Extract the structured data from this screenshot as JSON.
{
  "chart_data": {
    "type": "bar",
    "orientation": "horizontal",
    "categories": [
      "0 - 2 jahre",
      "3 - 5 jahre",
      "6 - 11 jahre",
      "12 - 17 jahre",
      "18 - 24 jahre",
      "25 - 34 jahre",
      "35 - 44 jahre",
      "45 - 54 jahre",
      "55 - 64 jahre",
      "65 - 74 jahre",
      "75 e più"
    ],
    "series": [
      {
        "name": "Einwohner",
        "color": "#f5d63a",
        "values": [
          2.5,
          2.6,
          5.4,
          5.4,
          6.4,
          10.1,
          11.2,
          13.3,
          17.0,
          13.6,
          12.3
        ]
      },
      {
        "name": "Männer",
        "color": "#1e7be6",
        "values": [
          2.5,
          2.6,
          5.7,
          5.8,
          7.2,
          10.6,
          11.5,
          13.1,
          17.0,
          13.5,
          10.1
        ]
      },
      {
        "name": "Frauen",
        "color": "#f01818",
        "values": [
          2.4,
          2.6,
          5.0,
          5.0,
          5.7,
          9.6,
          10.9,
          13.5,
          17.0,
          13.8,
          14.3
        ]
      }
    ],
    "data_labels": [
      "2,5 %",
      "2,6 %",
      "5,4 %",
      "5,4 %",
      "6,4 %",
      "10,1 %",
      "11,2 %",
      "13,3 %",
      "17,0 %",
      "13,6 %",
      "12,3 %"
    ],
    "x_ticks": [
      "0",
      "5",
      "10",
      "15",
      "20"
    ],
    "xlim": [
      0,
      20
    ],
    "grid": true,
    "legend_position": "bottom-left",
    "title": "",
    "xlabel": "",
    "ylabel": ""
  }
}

==*==

* **What is expected**:
Pick each line holding the word "name" out of the listing.

* **Result below**:
        "name": "Einwohner",
        "name": "Männer",
        "name": "Frauen",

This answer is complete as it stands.